EXERCISE PROMPT
What is needed here is an exact copy of every entry.
START DATASET ROWS
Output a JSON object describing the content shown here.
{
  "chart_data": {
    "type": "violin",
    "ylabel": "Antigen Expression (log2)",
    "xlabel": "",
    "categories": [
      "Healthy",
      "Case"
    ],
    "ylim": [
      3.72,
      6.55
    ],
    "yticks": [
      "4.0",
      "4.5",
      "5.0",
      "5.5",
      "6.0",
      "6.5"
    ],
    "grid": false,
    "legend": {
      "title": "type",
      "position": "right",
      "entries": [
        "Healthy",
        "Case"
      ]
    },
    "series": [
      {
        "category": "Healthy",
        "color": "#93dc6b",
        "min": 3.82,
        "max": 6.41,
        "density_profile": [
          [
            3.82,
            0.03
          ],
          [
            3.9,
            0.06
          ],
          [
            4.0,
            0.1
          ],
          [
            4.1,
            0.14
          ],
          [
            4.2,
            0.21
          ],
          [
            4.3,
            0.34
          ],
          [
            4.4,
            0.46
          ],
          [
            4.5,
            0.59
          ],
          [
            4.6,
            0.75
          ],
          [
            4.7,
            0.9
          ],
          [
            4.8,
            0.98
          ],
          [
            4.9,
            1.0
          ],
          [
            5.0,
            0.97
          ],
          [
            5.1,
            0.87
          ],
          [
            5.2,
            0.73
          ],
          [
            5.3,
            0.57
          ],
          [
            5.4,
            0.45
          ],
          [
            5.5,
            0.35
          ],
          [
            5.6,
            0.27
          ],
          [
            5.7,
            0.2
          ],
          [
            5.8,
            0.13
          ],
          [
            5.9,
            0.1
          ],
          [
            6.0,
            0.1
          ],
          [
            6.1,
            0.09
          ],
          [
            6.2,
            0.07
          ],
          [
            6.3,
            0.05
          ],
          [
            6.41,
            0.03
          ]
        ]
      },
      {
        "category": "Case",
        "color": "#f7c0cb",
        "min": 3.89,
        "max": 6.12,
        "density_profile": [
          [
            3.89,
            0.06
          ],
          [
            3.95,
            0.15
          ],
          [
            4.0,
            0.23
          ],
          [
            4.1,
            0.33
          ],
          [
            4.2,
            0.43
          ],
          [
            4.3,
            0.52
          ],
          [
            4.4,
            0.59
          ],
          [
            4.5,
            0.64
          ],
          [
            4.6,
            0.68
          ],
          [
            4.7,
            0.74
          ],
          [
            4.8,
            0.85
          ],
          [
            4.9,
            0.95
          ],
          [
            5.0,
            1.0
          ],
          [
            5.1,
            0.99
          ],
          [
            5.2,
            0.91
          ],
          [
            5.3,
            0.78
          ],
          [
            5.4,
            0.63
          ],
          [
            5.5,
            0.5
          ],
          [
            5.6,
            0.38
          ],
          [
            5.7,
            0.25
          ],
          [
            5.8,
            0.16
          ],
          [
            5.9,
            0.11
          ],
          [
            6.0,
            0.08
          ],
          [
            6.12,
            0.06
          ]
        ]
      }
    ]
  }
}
END DATASET ROWS
ANSWER TO THE EXERCISE
Output a JSON object describing the content shown here.
{
  "chart_data": {
    "type": "violin",
    "ylabel": "Antigen Expression (log2)",
    "xlabel": "",
    "categories": [
      "Healthy",
      "Case"
    ],
    "ylim": [
      3.72,
      6.55
    ],
    "yticks": [
      "4.0",
      "4.5",
      "5.0",
      "5.5",
      "6.0",
      "6.5"
    ],
    "grid": false,
    "legend": {
      "title": "type",
      "position": "right",
      "entries": [
        "Healthy",
        "Case"
      ]
    },
    "series": [
      {
        "category": "Healthy",
        "color": "#93dc6b",
        "min": 3.82,
        "max": 6.41,
        "density_profile": [
          [
            3.82,
            0.03
          ],
          [
            3.9,
            0.06
          ],
          [
            4.0,
            0.1
          ],
          [
            4.1,
            0.14
          ],
          [
            4.2,
            0.21
          ],
          [
            4.3,
            0.34
          ],
          [
            4.4,
            0.46
          ],
          [
            4.5,
            0.59
          ],
          [
            4.6,
            0.75
          ],
          [
            4.7,
            0.9
          ],
          [
            4.8,
            0.98
          ],
          [
            4.9,
            1.0
          ],
          [
            5.0,
            0.97
          ],
          [
            5.1,
            0.87
          ],
          [
            5.2,
            0.73
          ],
          [
            5.3,
            0.57
          ],
          [
            5.4,
            0.45
          ],
          [
            5.5,
            0.35
          ],
          [
            5.6,
            0.27
          ],
          [
            5.7,
            0.2
          ],
          [
            5.8,
            0.13
          ],
          [
            5.9,
            0.1
          ],
          [
            6.0,
            0.1
          ],
          [
            6.1,
            0.09
          ],
          [
            6.2,
            0.07
          ],
          [
            6.3,
            0.05
          ],
          [
            6.41,
            0.03
          ]
        ]
      },
      {
        "category": "Case",
        "color": "#f7c0cb",
        "min": 3.89,
        "max": 6.12,
        "density_profile": [
          [
            3.89,
            0.06
          ],
          [
            3.95,
            0.15
          ],
          [
            4.0,
            0.23
          ],
          [
            4.1,
            0.33
          ],
          [
            4.2,
            0.43
          ],
          [
            4.3,
            0.52
          ],
          [
            4.4,
            0.59
          ],
          [
            4.5,
            0.64
          ],
          [
            4.6,
            0.68
          ],
          [
            4.7,
            0.74
          ],
          [
            4.8,
            0.85
          ],
          [
            4.9,
            0.95
          ],
          [
            5.0,
            1.0
          ],
          [
            5.1,
            0.99
          ],
          [
            5.2,
            0.91
          ],
          [
            5.3,
            0.78
          ],
          [
            5.4,
            0.63
          ],
          [
            5.5,
            0.5
          ],
          [
            5.6,
            0.38
          ],
          [
            5.7,
            0.25
          ],
          [
            5.8,
            0.16
          ],
          [
            5.9,
            0.11
          ],
          [
            6.0,
            0.08
          ],
          [
            6.12,
            0.06
          ]
        ]
      }
    ]
  }
}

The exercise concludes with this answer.